Brief »
Find the lines below that contain the word "this" and count them. Only the number should be given.

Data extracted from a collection
○ ○ ○ ○ ○ ○ ○

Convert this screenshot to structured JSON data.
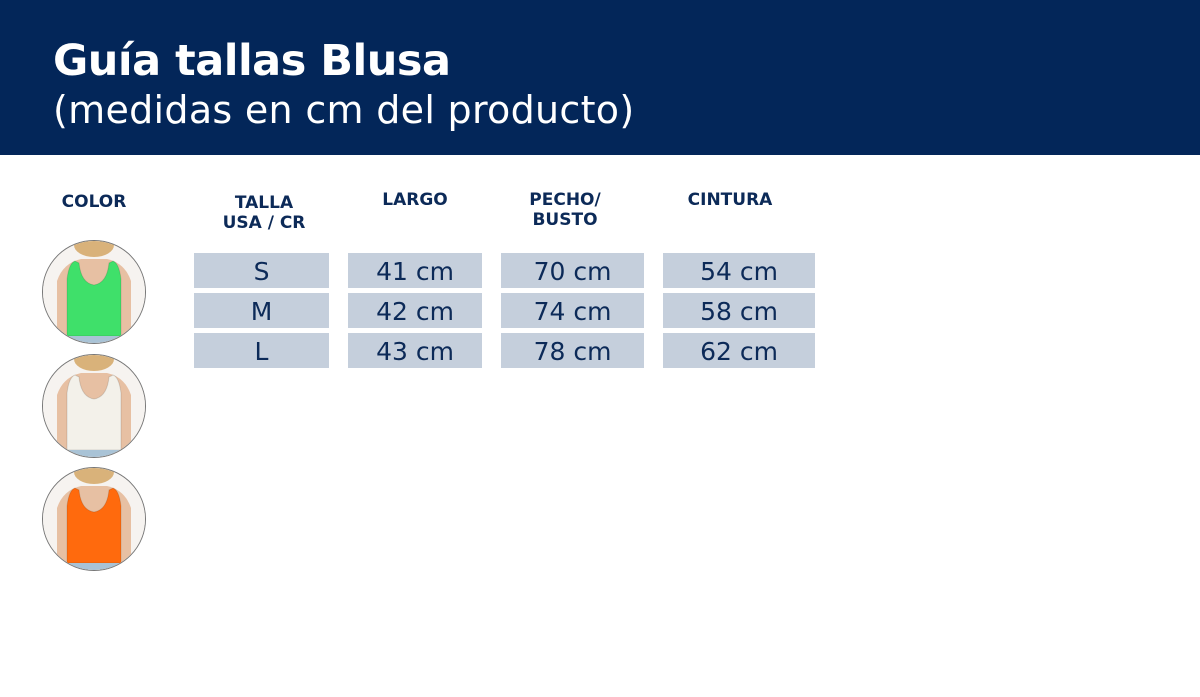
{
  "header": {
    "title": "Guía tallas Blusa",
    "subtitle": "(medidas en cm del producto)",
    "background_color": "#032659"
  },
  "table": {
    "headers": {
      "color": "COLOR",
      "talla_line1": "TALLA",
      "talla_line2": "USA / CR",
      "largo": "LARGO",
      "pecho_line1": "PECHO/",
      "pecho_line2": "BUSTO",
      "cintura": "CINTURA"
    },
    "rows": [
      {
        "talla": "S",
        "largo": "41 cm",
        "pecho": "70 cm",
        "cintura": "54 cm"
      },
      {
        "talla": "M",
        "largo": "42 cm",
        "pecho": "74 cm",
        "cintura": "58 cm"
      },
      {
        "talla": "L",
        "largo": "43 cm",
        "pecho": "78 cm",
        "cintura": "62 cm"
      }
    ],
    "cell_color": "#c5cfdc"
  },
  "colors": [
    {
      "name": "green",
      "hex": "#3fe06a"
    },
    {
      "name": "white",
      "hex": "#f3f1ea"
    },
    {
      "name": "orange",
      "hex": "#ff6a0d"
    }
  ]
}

○ ○ ○ ○ ○ ○ ○

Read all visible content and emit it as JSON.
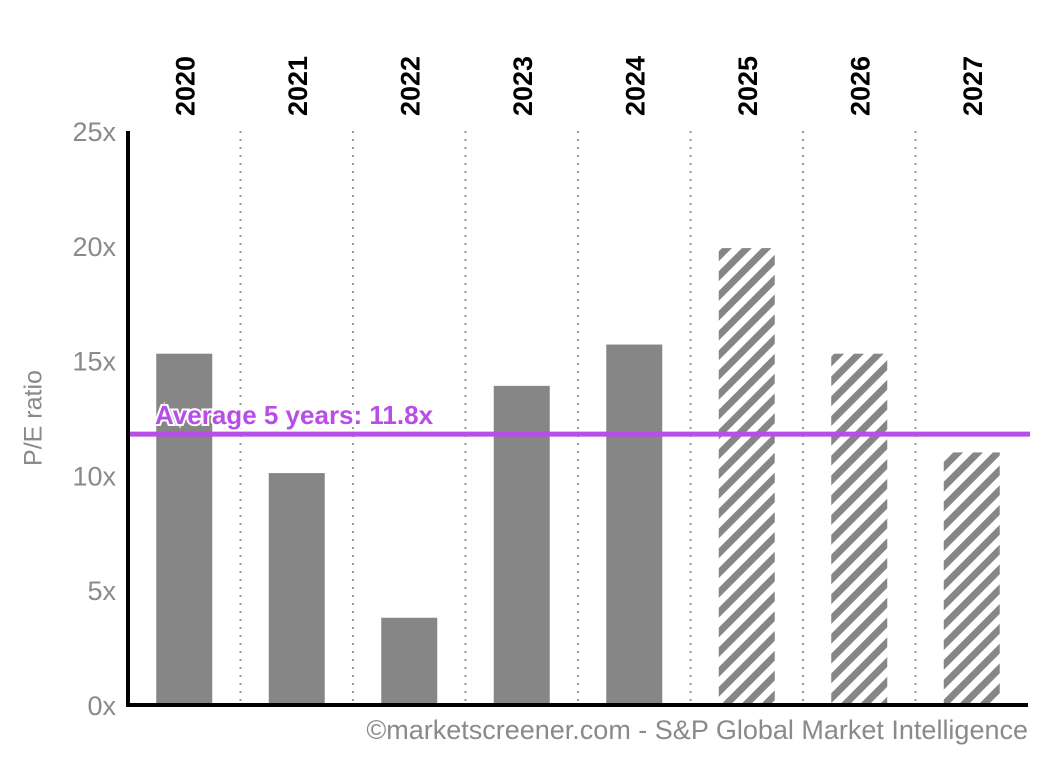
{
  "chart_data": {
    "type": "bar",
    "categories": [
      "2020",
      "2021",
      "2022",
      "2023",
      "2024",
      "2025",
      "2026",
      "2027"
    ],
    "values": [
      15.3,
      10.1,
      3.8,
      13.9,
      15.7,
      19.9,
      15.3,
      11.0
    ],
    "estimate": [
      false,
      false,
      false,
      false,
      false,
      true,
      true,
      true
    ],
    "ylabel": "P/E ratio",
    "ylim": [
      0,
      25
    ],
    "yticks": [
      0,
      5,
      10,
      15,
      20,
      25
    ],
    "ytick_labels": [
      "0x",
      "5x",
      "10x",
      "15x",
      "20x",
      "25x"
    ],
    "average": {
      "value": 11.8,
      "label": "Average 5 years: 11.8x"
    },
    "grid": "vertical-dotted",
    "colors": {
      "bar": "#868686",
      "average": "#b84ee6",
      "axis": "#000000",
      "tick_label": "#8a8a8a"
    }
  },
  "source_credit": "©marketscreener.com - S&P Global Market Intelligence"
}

○ ○ ○ ○ ○ ○ ○

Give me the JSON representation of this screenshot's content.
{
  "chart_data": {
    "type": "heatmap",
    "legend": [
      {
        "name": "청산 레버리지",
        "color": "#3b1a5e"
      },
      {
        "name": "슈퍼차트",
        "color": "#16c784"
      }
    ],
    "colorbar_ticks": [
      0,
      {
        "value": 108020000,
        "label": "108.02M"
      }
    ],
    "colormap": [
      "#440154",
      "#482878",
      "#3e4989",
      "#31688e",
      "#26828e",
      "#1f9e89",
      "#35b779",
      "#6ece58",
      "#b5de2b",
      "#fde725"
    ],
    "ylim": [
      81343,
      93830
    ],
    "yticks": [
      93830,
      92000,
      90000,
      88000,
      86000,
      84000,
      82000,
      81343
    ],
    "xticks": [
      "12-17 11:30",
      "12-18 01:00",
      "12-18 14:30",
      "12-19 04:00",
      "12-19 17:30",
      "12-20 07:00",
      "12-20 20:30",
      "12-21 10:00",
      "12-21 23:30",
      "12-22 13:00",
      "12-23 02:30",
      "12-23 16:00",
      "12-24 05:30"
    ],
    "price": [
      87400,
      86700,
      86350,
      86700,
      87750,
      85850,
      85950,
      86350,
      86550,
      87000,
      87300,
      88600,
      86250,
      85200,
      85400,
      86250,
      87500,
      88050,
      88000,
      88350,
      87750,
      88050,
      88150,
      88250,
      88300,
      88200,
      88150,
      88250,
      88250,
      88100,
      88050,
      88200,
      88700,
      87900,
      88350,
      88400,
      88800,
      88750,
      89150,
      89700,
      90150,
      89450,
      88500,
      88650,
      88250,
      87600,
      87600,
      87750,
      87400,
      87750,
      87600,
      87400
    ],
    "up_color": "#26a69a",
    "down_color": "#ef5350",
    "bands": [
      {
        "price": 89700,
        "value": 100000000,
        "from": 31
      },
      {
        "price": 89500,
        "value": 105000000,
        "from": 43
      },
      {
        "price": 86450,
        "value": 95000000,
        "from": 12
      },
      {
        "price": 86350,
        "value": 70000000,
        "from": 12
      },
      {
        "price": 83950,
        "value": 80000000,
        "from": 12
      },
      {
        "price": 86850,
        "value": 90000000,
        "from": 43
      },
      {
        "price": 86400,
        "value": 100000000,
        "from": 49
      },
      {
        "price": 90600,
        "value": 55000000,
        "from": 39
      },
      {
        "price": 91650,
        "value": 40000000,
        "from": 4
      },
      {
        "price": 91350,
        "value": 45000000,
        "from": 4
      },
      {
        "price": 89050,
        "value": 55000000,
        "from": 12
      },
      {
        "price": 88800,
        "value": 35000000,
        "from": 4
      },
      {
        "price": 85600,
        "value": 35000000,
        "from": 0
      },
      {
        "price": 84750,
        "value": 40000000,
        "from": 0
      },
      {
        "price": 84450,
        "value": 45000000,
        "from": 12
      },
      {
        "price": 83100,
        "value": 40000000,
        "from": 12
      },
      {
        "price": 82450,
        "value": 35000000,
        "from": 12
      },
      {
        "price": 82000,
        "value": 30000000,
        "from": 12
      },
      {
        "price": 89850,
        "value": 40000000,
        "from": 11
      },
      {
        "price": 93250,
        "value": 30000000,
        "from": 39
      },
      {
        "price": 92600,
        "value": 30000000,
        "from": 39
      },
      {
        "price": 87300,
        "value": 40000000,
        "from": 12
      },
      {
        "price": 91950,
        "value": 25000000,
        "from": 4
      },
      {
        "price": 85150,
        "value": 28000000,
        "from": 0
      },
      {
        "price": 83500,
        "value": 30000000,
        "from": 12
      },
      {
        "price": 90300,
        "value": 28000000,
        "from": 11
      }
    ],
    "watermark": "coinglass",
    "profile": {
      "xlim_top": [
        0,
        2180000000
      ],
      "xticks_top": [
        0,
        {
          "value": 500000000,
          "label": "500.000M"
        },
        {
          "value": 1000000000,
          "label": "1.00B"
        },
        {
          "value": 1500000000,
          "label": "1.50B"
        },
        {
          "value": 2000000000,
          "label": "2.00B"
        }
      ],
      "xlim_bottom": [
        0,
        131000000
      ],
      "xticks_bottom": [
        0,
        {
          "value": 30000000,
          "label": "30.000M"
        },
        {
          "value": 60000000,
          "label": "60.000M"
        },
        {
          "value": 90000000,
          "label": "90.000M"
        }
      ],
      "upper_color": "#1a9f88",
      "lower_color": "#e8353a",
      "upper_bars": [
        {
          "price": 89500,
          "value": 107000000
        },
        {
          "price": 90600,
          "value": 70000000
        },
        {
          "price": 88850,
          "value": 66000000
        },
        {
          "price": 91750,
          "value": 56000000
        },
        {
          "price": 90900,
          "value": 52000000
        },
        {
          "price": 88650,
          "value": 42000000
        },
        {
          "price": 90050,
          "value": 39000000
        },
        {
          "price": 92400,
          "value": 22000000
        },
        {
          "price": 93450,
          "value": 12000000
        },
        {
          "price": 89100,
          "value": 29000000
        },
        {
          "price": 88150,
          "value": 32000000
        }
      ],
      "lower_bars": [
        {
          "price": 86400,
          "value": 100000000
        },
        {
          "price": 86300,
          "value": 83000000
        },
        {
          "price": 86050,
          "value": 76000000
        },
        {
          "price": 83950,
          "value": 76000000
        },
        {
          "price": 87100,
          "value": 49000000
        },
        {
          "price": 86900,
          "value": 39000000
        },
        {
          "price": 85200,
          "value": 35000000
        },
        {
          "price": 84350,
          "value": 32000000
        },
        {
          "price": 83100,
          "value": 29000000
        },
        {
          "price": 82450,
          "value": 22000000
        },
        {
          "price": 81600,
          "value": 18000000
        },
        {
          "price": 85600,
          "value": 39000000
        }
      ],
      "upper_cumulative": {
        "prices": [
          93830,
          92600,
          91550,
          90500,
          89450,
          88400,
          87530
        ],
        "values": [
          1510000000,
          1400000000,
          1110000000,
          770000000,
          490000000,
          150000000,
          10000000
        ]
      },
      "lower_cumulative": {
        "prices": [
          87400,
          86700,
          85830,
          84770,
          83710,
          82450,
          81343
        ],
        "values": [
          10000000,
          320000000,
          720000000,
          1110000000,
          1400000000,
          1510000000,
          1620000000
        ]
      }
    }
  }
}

○ ○ ○ ○ ○ ○ ○

Correct result »
2